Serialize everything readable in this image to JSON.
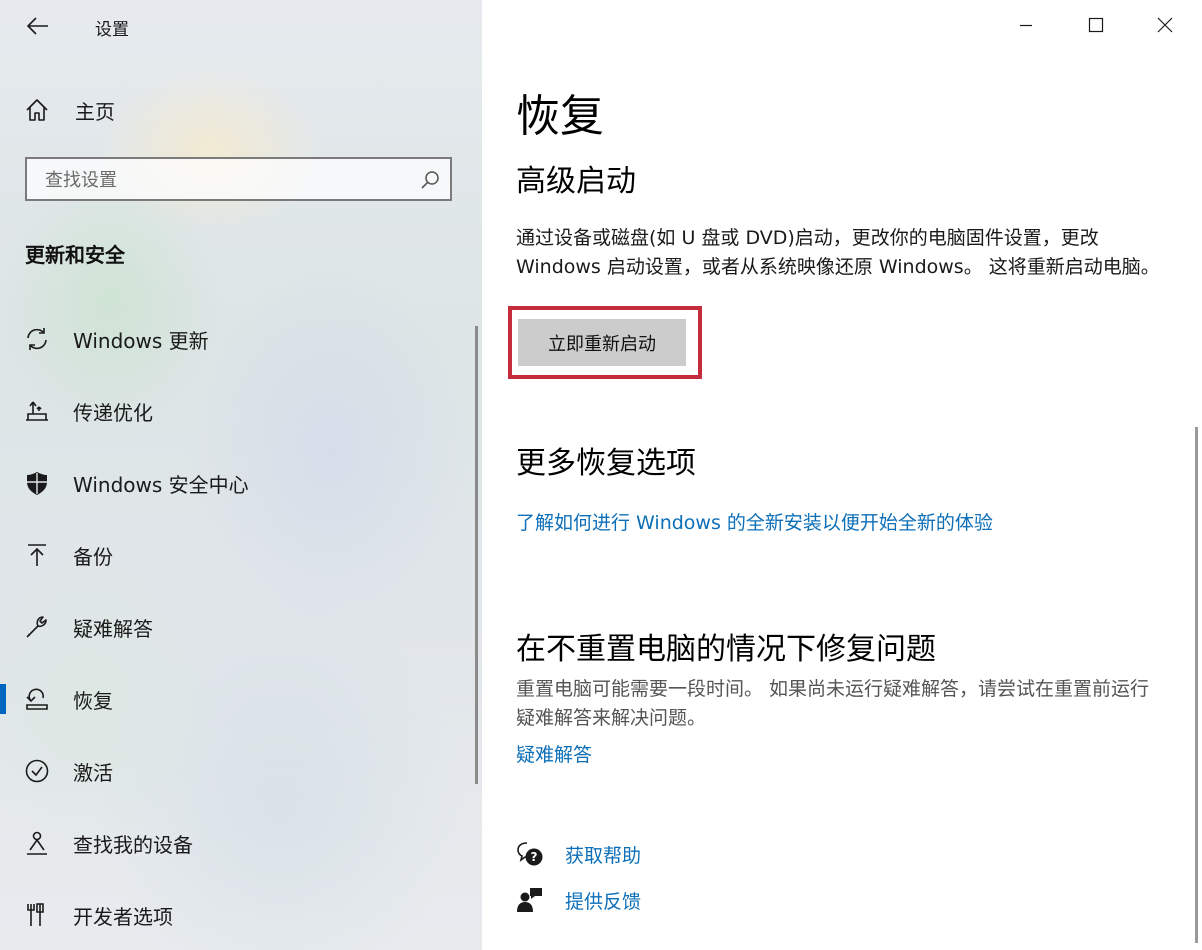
{
  "window": {
    "title": "设置",
    "controls": [
      "minimize",
      "maximize",
      "close"
    ]
  },
  "sidebar": {
    "home_label": "主页",
    "search_placeholder": "查找设置",
    "section_title": "更新和安全",
    "items": [
      {
        "label": "Windows 更新",
        "icon": "sync-icon",
        "selected": false
      },
      {
        "label": "传递优化",
        "icon": "delivery-optimization-icon",
        "selected": false
      },
      {
        "label": "Windows 安全中心",
        "icon": "shield-icon",
        "selected": false
      },
      {
        "label": "备份",
        "icon": "backup-arrow-icon",
        "selected": false
      },
      {
        "label": "疑难解答",
        "icon": "wrench-icon",
        "selected": false
      },
      {
        "label": "恢复",
        "icon": "recovery-icon",
        "selected": true
      },
      {
        "label": "激活",
        "icon": "check-circle-icon",
        "selected": false
      },
      {
        "label": "查找我的设备",
        "icon": "person-location-icon",
        "selected": false
      },
      {
        "label": "开发者选项",
        "icon": "developer-tools-icon",
        "selected": false
      }
    ]
  },
  "main": {
    "page_title": "恢复",
    "advanced_startup": {
      "heading": "高级启动",
      "description": "通过设备或磁盘(如 U 盘或 DVD)启动，更改你的电脑固件设置，更改 Windows 启动设置，或者从系统映像还原 Windows。 这将重新启动电脑。",
      "button_label": "立即重新启动"
    },
    "more_options": {
      "heading": "更多恢复选项",
      "link": "了解如何进行 Windows 的全新安装以便开始全新的体验"
    },
    "fix_without_reset": {
      "heading": "在不重置电脑的情况下修复问题",
      "description": "重置电脑可能需要一段时间。 如果尚未运行疑难解答，请尝试在重置前运行疑难解答来解决问题。",
      "link": "疑难解答"
    },
    "help": {
      "get_help": "获取帮助",
      "feedback": "提供反馈"
    }
  },
  "colors": {
    "accent": "#0067c0",
    "link": "#0d6fb8",
    "highlight_border": "#c42b3b",
    "button_bg": "#cccccc"
  }
}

◆ EXERCISE AIM ◆
Leave out the pictures and copy everything else in the records word for word.

◆ WRITTEN RESPONSE ◆
Serialize everything readable in this image to JSON.
{
  "window": {
    "title": "设置",
    "controls": [
      "minimize",
      "maximize",
      "close"
    ]
  },
  "sidebar": {
    "home_label": "主页",
    "search_placeholder": "查找设置",
    "section_title": "更新和安全",
    "items": [
      {
        "label": "Windows 更新",
        "icon": "sync-icon",
        "selected": false
      },
      {
        "label": "传递优化",
        "icon": "delivery-optimization-icon",
        "selected": false
      },
      {
        "label": "Windows 安全中心",
        "icon": "shield-icon",
        "selected": false
      },
      {
        "label": "备份",
        "icon": "backup-arrow-icon",
        "selected": false
      },
      {
        "label": "疑难解答",
        "icon": "wrench-icon",
        "selected": false
      },
      {
        "label": "恢复",
        "icon": "recovery-icon",
        "selected": true
      },
      {
        "label": "激活",
        "icon": "check-circle-icon",
        "selected": false
      },
      {
        "label": "查找我的设备",
        "icon": "person-location-icon",
        "selected": false
      },
      {
        "label": "开发者选项",
        "icon": "developer-tools-icon",
        "selected": false
      }
    ]
  },
  "main": {
    "page_title": "恢复",
    "advanced_startup": {
      "heading": "高级启动",
      "description": "通过设备或磁盘(如 U 盘或 DVD)启动，更改你的电脑固件设置，更改 Windows 启动设置，或者从系统映像还原 Windows。 这将重新启动电脑。",
      "button_label": "立即重新启动"
    },
    "more_options": {
      "heading": "更多恢复选项",
      "link": "了解如何进行 Windows 的全新安装以便开始全新的体验"
    },
    "fix_without_reset": {
      "heading": "在不重置电脑的情况下修复问题",
      "description": "重置电脑可能需要一段时间。 如果尚未运行疑难解答，请尝试在重置前运行疑难解答来解决问题。",
      "link": "疑难解答"
    },
    "help": {
      "get_help": "获取帮助",
      "feedback": "提供反馈"
    }
  },
  "colors": {
    "accent": "#0067c0",
    "link": "#0d6fb8",
    "highlight_border": "#c42b3b",
    "button_bg": "#cccccc"
  }
}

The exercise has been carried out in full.